**Instructions for the task**
Using the listing below, select the lines with the word "text" and copy them.

**Supplied data**
— begin —
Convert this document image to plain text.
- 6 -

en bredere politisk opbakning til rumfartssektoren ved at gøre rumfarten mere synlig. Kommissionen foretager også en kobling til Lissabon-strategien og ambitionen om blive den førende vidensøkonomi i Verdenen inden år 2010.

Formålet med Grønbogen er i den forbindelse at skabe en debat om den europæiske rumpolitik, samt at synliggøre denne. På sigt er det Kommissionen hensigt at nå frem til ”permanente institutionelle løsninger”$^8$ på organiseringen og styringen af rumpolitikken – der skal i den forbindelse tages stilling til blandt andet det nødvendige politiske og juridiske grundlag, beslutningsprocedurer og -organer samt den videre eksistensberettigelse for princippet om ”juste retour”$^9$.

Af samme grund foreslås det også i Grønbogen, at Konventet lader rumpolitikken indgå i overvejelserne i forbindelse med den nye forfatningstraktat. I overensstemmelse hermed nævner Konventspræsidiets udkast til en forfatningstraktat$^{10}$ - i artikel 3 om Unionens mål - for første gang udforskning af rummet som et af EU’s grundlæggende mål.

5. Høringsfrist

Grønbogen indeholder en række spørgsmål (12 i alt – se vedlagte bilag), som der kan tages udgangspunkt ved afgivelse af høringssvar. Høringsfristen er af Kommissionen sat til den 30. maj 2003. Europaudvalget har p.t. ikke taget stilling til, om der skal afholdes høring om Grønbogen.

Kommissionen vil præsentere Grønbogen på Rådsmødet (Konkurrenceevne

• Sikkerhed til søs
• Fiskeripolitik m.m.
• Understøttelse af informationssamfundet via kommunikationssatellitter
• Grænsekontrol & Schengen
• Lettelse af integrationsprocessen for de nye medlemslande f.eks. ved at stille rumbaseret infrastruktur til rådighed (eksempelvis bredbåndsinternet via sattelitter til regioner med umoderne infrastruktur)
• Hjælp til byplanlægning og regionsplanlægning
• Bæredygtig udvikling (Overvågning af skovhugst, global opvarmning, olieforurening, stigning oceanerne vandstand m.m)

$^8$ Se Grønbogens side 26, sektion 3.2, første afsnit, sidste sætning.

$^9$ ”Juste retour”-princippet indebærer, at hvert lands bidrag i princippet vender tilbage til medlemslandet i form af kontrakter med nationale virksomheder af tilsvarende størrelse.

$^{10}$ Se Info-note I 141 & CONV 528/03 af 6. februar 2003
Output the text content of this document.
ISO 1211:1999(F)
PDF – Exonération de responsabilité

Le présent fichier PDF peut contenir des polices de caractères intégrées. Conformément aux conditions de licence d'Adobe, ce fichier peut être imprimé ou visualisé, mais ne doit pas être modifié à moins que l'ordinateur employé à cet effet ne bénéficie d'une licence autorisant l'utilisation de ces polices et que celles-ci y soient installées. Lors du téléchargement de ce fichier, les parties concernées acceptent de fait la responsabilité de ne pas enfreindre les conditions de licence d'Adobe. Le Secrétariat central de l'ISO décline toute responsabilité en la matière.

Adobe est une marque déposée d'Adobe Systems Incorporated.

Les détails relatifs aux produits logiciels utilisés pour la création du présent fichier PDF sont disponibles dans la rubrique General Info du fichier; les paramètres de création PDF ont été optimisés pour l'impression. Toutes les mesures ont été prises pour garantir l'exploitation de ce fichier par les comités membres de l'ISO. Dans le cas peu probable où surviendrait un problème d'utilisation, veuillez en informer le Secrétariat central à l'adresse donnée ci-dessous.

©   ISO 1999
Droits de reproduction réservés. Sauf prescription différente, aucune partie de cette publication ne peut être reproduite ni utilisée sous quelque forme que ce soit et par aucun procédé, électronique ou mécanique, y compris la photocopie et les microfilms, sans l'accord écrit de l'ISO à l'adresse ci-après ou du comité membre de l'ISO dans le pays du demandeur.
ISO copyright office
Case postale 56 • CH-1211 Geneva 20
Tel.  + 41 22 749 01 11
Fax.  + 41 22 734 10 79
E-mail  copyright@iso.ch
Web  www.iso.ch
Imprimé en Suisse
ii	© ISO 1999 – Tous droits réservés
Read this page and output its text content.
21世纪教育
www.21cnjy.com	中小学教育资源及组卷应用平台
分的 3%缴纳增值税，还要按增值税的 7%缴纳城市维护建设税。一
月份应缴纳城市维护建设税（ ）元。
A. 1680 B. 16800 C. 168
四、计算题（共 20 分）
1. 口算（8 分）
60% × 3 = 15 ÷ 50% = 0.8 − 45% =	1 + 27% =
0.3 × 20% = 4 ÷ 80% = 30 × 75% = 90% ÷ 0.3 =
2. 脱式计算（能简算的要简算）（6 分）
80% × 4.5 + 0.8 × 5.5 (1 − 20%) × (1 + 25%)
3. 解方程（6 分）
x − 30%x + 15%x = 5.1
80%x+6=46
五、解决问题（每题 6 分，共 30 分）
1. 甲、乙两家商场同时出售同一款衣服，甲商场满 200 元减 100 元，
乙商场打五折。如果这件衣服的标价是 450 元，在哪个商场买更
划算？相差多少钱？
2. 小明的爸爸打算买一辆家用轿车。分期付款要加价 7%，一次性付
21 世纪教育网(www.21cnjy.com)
— end —
**Output**
Convert this document image to plain text.
Output the text content of this document.
Read this page and output its text content.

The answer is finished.